** TASK DETAILS **
Please report every line from the material that contains the word "prázdnin".

===== PROVIDED RECORDS

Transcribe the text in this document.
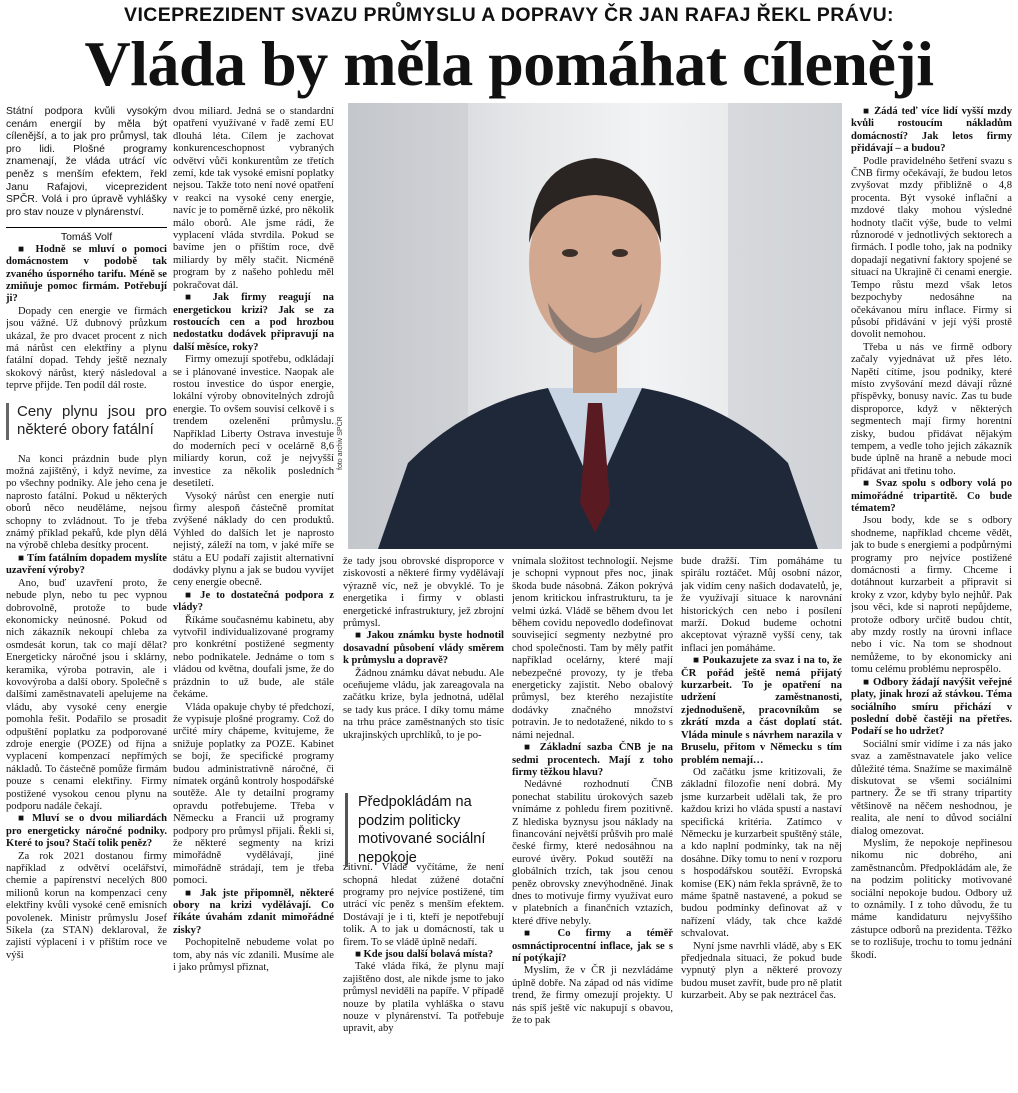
VICEPREZIDENT SVAZU PRŮMYSLU A DOPRAVY ČR JAN RAFAJ ŘEKL PRÁVU:
Vláda by měla pomáhat cíleněji
Státní podpora kvůli vysokým cenám energií by měla být cílenější, a to jak pro průmysl, tak pro lidi. Plošné programy znamenají, že vláda utrácí víc peněz s menším efektem, řekl Janu Rafajovi, viceprezident SPČR. Volá i pro úpravě vyhlášky pro stav nouze v plynárenství.
Tomáš Volf

■ Hodně se mluví o pomoci domácnostem v podobě tak zvaného úsporného tarifu. Méně se zmiňuje pomoc firmám. Potřebují ji?

Dopady cen energie ve firmách jsou vážné. Už dubnový průzkum ukázal, že pro dvacet procent z nich má nárůst cen elektřiny a plynu fatální dopad. Tehdy ještě neznaly skokový nárůst, který následoval a teprve přijde. Ten podíl dál roste.

Ceny plynu jsou pro některé obory fatální

Na konci prázdnin bude plyn možná zajištěný, i když nevíme, za po všechny podniky. Ale jeho cena je naprosto fatální. Pokud u některých oborů něco neuděláme, nejsou schopny to zvládnout. To je třeba známý příklad pekařů, kde plyn dělá na výrobě chleba desítky procent.

■ Tím fatálním dopadem myslíte uzavření výroby?

Ano, buď uzavření proto, že nebude plyn, nebo tu pec vypnou dobrovolně, protože to bude ekonomicky neúnosné. Pokud od nich zákazník nekoupí chleba za osmdesát korun, tak co mají dělat? Energeticky náročné jsou i sklárny, keramika, výroba potravin, ale i kovovýroba a další obory. Společně s dalšími zaměstnavateli apelujeme na vládu, aby vysoké ceny energie pomohla řešit. Podařilo se prosadit odpuštění poplatku za podporované zdroje energie (POZE) od října a vyplacení kompenzací nepřímých nákladů. To částečně pomůže firmám pouze s cenami elektřiny. Firmy postižené vysokou cenou plynu na podporu nadále čekají.

■ Mluví se o dvou miliardách pro energeticky náročné podniky. Které to jsou? Stačí tolik peněz?

Za rok 2021 dostanou firmy například z odvětví ocelářství, chemie a papírenství necelých 800 milionů korun na kompenzaci ceny elektřiny kvůli vysoké ceně emisních povolenek. Ministr průmyslu Josef Síkela (za STAN) deklaroval, že zajistí výplacení i v příštím roce ve výši

dvou miliard. Jedná se o standardní opatření využívané v řadě zemí EU dlouhá léta. Cílem je zachovat konkurenceschopnost vybraných odvětví vůči konkurentům ze třetích zemí, kde tak vysoké emisní poplatky nejsou. Takže toto není nové opatření v reakci na vysoké ceny energie, navíc je to poměrně úzké, pro několik málo oborů. Ale jsme rádi, že vyplacení vláda stvrdila. Pokud se bavíme jen o příštím roce, dvě miliardy by měly stačit. Nicméně program by z našeho pohledu měl pokračovat dál.

■ Jak firmy reagují na energetickou krizi? Jak se za rostoucích cen a pod hrozbou nedostatku dodávek připravují na další měsíce, roky?

Firmy omezují spotřebu, odkládají se i plánované investice. Naopak ale rostou investice do úspor energie, lokální výroby obnovitelných zdrojů energie. To ovšem souvisí celkově i s trendem ozelenění průmyslu. Například Liberty Ostrava investuje do moderních pecí v ocelárně 8,6 miliardy korun, což je nejvyšší investice za několik posledních desetiletí.

Vysoký nárůst cen energie nutí firmy alespoň částečně promítat zvýšené náklady do cen produktů. Výhled do dalších let je naprosto nejistý, záleží na tom, v jaké míře se státu a EU podaří zajistit alternativní dodávky plynu a jak se budou vyvíjet ceny energie obecně.

■ Je to dostatečná podpora z vlády?

Říkáme současnému kabinetu, aby vytvořil individualizované programy pro konkrétní postižené segmenty nebo podnikatele. Jednáme o tom s vládou od května, doufali jsme, že do prázdnin to už bude, ale stále čekáme.

Vláda opakuje chyby té předchozí, že vypisuje plošné programy. Což do určité míry chápeme, kvitujeme, že snižuje poplatky za POZE. Kabinet se bojí, že specifické programy budou administrativně náročné, či nímatek orgánů kontroly hospodářské soutěže. Ale ty detailní programy opravdu potřebujeme. Třeba v Německu a Francii už programy podpory pro průmysl přijali. Řekli si, že některé segmenty na krizi mimořádně vydělávají, jiné mimořádně strádají, tem je třeba pomoci.

■ Jak jste připomněl, některé obory na krizi vydělávají. Co říkáte úvahám zdanit mimořádné zisky?

Pochopitelně nebudeme volat po tom, aby nás víc zdanili. Musíme ale i jako průmysl přiznat,

foto archiv SPČR

že tady jsou obrovské disproporce v ziskovosti a některé firmy vydělávají výrazně víc, než je obvyklé. To je energetika i firmy v oblasti energetické infrastruktury, jež zbrojní průmysl.

■ Jakou známku byste hodnotil dosavadní působení vlády směrem k průmyslu a dopravě?

Žádnou známku dávat nebudu. Ale oceňujeme vládu, jak zareagovala na začátku krize, byla jednotná, udělal se tady kus práce. I díky tomu máme na trhu práce zaměstnaných sto tisíc ukrajinských uprchlíků, to je po-

zitivní. Vládě vyčítáme, že není schopná hledat zúžené dotační programy pro nejvíce postižené, tím utrácí víc peněz s menším efektem. Dostávají je i ti, kteří je nepotřebují tolik. A to jak u domácností, tak u firem. To se vládě úplně nedaří.

■ Kde jsou další bolavá místa?

Také vláda říká, že plynu mají zajištěno dost, ale nikde jsme to jako průmysl neviděli na papíře. V případě nouze by platila vyhláška o stavu nouze v plynárenství. Ta potřebuje upravit, aby

Předpokládám na podzim politicky motivované sociální nepokoje

vnímala složitost technologií. Nejsme je schopni vypnout přes noc, jinak škoda bude násobná. Zákon pokrývá jenom kritickou infrastrukturu, ta je velmi úzká. Vládě se během dvou let během covidu nepovedlo dodefinovat souvisejicí segmenty nezbytné pro chod společnosti. Tam by měly patřit například ocelárny, které mají nebezpečné provozy, ty je třeba energeticky zajistit. Nebo obalový průmysl, bez kterého nezajistíte dodávky značného množství potravin. Je to nedotažené, nikdo to s námi nejednal.

■ Základní sazba ČNB je na sedmi procentech. Mají z toho firmy těžkou hlavu?

Nedávné rozhodnutí ČNB ponechat stabilitu úrokových sazeb vnímáme z pohledu firem pozitivně. Z hlediska byznysu jsou náklady na financování největší průšvih pro malé české firmy, které nedosáhnou na eurové úvěry. Pokud soutěží na globálních trzích, tak jsou cenou peněz obrovsky znevýhodněné. Jinak dnes to motivuje firmy využívat euro v platebních a finančních vztazích, které dříve nebyly.

■ Co firmy a téměř osmnáctiprocentní inflace, jak se s ní potýkají?

Myslím, že v ČR ji nezvládáme úplně dobře. Na západ od nás vidíme trend, že firmy omezují projekty. U nás spíš ještě víc nakupují s obavou, že to pak

bude dražší. Tím pomáháme tu spirálu roztáčet. Můj osobní názor, jak vidím ceny našich dodavatelů, je, že využívají situace k narovnání historických cen nebo i posílení marží. Dokud budeme ochotni akceptovat výrazně vyšší ceny, tak inflaci jen pomáháme.

■ Poukazujete za svaz i na to, že ČR pořád ještě nemá přijatý kurzarbeit. To je opatření na udržení zaměstnanosti, zjednodušeně, pracovníkům se zkrátí mzda a část doplatí stát. Vláda minule s návrhem narazila v Bruselu, přitom v Německu s tím problém nemají…

Od začátku jsme kritizovali, že základní filozofie není dobrá. My jsme kurzarbeit udělali tak, že pro každou krizi ho vláda spustí a nastaví specifická kritéria. Zatímco v Německu je kurzarbeit spuštěný stále, a kdo naplní podmínky, tak na něj dosáhne. Díky tomu to není v rozporu s hospodářskou soutěží. Evropská komise (EK) nám řekla správně, že to máme špatně nastavené, a pokud se budou podmínky definovat až v nařízení vlády, tak chce každé schvalovat.

Nyní jsme navrhli vládě, aby s EK předjednala situaci, že pokud bude vypnutý plyn a některé provozy budou muset zavřít, bude pro ně platit kurzarbeit. Aby se pak neztrácel čas.

■ Žádá teď více lidí vyšší mzdy kvůli rostoucím nákladům domácností? Jak letos firmy přidávají – a budou?

Podle pravidelného šetření svazu s ČNB firmy očekávají, že budou letos zvyšovat mzdy přibližně o 4,8 procenta. Být vysoké inflační a mzdové tlaky mohou výsledné hodnoty tlačit výše, bude to velmi různorodé v jednotlivých sektorech a firmách. I podle toho, jak na podniky dopadají negativní faktory spojené se situací na Ukrajině či cenami energie. Tempo růstu mezd však letos bezpochyby nedosáhne na očekávanou míru inflace. Firmy si působí přidávání v její výši prostě dovolit nemohou.

Třeba u nás ve firmě odbory začaly vyjednávat už přes léto. Napětí cítíme, jsou podniky, které místo zvyšování mezd dávají různé příspěvky, bonusy navíc. Zas tu bude disproporce, když v některých segmentech mají firmy horentní zisky, budou přidávat nějakým tempem, a vedle toho jejich zákazník bude úplně na hraně a nebude moci přidávat ani třetinu toho.

■ Svaz spolu s odbory volá po mimořádné tripartitě. Co bude tématem?

Jsou body, kde se s odbory shodneme, například chceme vědět, jak to bude s energiemi a podpůrnými programy pro nejvíce postižené domácnosti a firmy. Chceme i dotáhnout kurzarbeit a připravit si kroky z vzor, kdyby bylo nejhůř. Pak jsou věci, kde si naproti nepůjdeme, protože odbory určitě budou chtít, aby mzdy rostly na úrovni inflace nebo i víc. Na tom se shodnout nemůžeme, to by ekonomicky ani tomu celému problému neprospělo.

■ Odbory žádají navýšit veřejné platy, jinak hrozí až stávkou. Téma sociálního smíru přichází v poslední době častěji na přetřes. Podaří se ho udržet?

Sociální smír vidíme i za nás jako svaz a zaměstnavatele jako velice důležité téma. Snažíme se maximálně diskutovat se všemi sociálními partnery. Že se tři strany tripartity většinově na něčem neshodnou, je realita, ale není to důvod sociální dialog omezovat.

Myslím, že nepokoje nepřinesou nikomu nic dobrého, ani zaměstnancům. Předpokládám ale, že na podzim politicky motivované sociální nepokoje budou. Odbory už to oznámily. I z toho důvodu, že tu máme kandidaturu nejvyššího zástupce odborů na prezidenta. Těžko se to rozlišuje, trochu to tomu jednání škodí.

==========

** SOLUTION FOR THIS PROBLEM **
Na konci prázdnin bude plyn možná zajištěný, i když nevíme, za po všechny podniky. Ale jeho cena je naprosto fatální. Pokud u některých oborů něco neuděláme, nejsou schopny to zvládnout. To je třeba známý příklad pekařů, kde plyn dělá na výrobě chleba desítky procent.
Říkáme současnému kabinetu, aby vytvořil individualizované programy pro konkrétní postižené segmenty nebo podnikatele. Jednáme o tom s vládou od května, doufali jsme, že do prázdnin to už bude, ale stále čekáme.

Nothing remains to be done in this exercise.